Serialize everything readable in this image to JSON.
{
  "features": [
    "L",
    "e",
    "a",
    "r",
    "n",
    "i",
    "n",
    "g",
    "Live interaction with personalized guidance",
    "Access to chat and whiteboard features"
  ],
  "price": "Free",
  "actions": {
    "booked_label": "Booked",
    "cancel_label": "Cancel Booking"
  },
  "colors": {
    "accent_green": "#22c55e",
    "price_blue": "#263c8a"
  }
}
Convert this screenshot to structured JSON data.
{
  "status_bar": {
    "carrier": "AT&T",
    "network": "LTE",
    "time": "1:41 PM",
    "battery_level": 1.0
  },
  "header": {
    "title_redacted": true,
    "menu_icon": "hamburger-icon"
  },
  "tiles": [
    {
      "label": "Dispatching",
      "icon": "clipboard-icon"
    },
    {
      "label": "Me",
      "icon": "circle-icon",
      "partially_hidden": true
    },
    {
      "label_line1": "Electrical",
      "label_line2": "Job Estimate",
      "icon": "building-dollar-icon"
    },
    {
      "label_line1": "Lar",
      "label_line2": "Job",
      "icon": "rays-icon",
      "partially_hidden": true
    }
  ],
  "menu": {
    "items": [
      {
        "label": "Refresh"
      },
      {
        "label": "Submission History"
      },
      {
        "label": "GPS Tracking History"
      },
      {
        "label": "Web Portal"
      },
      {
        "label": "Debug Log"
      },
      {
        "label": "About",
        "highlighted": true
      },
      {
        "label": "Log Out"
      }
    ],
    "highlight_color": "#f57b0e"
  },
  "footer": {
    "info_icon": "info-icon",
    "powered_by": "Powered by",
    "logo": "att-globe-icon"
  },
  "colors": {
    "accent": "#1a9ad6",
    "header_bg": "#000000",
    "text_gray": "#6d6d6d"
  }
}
════
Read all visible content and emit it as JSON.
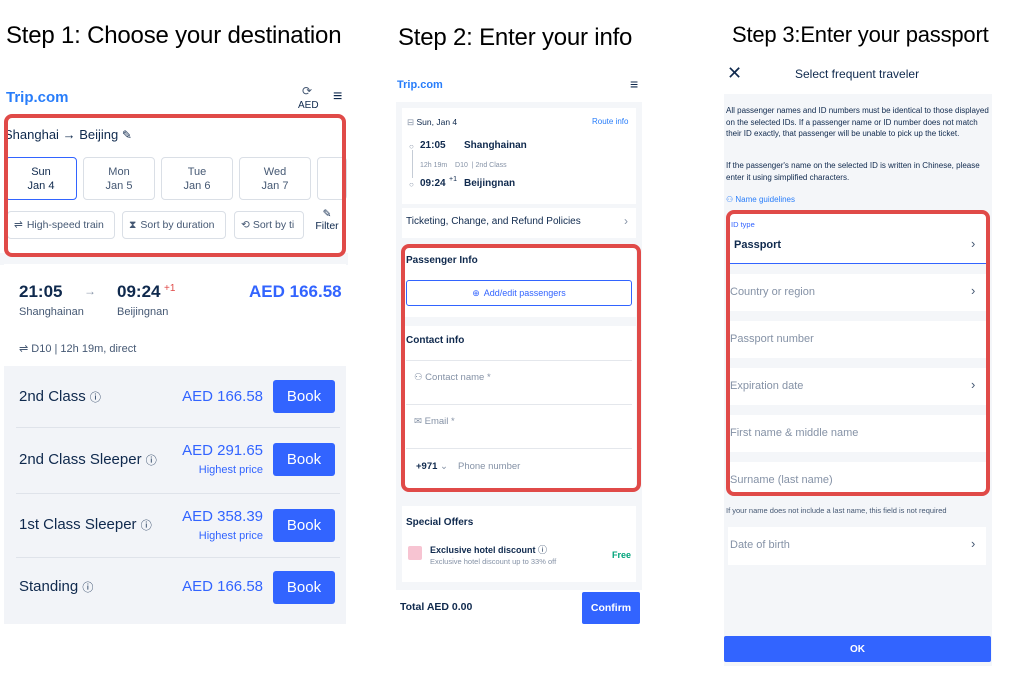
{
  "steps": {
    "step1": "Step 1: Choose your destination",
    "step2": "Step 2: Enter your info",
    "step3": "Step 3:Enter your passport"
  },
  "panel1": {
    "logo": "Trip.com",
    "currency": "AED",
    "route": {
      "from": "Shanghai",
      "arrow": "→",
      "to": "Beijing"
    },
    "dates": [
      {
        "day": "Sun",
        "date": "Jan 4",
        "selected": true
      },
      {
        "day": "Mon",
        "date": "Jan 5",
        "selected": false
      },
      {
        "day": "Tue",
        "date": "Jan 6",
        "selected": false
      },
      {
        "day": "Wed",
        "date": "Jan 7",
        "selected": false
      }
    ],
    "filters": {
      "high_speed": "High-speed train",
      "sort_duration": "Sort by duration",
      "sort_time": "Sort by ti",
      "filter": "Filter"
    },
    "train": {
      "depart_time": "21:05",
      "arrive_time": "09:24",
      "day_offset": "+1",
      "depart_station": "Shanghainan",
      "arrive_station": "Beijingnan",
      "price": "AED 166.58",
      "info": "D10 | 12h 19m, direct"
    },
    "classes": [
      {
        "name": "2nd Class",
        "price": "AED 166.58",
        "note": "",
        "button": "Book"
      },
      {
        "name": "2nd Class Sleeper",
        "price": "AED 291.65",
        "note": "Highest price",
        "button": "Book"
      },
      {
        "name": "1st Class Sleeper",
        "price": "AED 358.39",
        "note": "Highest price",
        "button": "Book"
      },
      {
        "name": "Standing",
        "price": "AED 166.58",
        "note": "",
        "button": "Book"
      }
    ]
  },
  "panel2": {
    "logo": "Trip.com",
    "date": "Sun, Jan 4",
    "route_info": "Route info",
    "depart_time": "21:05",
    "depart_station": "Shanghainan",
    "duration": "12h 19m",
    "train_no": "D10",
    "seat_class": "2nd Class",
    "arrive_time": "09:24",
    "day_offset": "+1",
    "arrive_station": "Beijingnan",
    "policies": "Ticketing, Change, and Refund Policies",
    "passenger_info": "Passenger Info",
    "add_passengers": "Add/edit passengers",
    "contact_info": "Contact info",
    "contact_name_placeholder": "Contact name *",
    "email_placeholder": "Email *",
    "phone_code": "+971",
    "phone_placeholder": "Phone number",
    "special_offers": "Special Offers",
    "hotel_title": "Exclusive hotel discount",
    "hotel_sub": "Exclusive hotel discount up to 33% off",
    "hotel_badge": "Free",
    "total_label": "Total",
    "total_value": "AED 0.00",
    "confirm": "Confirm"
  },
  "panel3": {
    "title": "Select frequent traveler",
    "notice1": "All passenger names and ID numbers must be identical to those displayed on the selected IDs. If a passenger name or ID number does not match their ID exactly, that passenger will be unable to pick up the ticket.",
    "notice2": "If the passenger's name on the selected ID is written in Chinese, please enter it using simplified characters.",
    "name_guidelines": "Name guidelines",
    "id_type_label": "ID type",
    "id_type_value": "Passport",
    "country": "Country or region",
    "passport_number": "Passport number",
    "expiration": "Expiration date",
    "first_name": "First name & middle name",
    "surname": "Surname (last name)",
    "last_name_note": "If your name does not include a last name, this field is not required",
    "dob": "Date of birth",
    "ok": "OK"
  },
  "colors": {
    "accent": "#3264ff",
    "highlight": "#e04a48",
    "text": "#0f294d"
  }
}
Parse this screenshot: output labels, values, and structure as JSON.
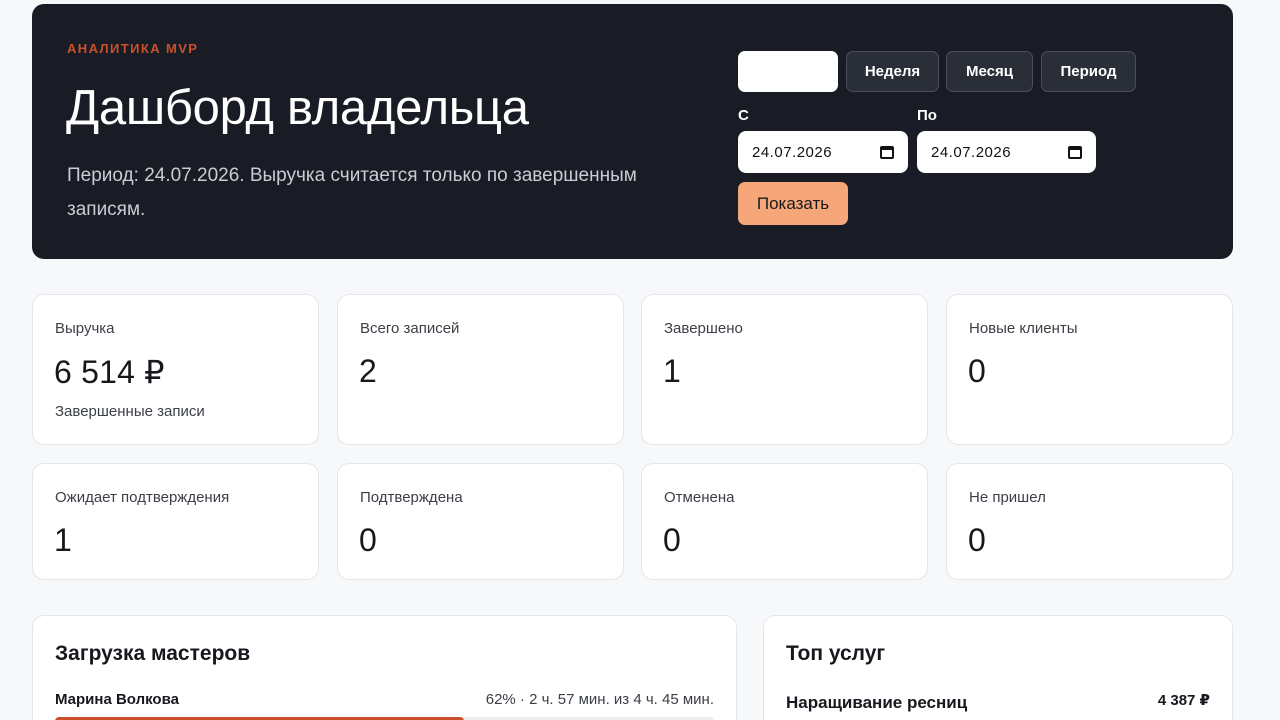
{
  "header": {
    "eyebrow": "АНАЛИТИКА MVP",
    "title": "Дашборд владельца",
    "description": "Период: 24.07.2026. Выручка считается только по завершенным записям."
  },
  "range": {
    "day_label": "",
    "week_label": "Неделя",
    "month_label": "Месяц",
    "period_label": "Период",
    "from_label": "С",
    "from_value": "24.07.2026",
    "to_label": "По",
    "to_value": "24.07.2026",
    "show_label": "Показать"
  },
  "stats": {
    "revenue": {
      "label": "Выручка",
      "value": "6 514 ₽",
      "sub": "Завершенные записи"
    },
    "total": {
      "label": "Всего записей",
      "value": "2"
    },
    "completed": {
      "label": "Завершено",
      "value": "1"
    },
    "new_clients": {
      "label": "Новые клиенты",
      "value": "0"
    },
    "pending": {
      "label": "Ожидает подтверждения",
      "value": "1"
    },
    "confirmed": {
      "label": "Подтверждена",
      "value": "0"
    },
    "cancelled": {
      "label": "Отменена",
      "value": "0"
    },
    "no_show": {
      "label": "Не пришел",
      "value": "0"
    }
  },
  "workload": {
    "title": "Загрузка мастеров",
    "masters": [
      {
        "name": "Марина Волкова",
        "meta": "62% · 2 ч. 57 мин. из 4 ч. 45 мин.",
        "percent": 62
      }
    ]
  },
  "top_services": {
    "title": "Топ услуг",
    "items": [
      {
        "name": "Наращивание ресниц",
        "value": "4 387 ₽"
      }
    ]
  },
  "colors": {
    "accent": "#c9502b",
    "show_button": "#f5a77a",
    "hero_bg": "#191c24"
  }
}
════
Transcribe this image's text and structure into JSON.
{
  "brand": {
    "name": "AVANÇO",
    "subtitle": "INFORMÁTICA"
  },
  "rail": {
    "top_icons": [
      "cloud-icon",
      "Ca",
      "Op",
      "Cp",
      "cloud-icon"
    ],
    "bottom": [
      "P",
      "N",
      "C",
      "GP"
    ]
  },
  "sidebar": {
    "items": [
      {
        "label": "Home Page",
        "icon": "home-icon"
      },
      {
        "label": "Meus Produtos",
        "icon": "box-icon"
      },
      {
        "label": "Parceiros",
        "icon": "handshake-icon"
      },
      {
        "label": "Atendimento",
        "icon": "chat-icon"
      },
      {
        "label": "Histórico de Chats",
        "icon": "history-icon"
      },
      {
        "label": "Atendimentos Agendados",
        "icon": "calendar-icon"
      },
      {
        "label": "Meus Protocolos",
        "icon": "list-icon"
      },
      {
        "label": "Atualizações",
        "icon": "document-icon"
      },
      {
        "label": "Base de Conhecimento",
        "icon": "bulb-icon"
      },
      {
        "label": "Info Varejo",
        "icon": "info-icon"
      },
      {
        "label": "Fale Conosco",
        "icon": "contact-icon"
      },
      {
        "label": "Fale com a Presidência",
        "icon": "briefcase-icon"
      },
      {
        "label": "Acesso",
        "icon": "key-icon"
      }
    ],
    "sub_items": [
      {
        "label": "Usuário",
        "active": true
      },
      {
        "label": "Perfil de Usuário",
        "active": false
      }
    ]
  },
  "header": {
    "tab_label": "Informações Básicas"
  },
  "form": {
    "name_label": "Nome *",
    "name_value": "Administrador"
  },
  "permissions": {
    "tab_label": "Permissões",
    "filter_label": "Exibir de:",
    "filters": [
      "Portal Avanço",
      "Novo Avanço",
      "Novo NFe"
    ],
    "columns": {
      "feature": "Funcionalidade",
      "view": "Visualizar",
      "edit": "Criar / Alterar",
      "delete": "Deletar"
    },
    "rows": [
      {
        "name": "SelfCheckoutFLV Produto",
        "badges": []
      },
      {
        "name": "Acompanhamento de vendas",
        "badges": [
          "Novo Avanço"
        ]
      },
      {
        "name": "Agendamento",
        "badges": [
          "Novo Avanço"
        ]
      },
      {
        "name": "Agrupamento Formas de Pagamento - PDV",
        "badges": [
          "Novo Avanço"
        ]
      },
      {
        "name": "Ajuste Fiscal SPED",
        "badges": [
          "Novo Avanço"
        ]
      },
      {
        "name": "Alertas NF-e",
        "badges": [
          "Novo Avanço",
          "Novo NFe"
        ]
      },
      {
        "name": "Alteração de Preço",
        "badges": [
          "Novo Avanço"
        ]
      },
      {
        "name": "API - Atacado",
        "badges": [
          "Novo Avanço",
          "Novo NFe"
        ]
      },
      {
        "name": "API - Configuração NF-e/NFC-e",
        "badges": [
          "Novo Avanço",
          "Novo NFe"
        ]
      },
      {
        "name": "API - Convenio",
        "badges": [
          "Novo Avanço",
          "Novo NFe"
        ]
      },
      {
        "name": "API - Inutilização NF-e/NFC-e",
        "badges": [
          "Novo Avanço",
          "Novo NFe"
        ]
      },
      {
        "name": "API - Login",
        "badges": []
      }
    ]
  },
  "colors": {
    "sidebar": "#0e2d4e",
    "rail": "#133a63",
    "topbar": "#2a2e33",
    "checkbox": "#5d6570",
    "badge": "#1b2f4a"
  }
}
════
▸ **Work to do**: Copy all lines of the material above where the string "Sleeper" occurs.

▸ **The completed task**:
        "name": "2nd Class Sleeper",
        "name": "1st Class Sleeper",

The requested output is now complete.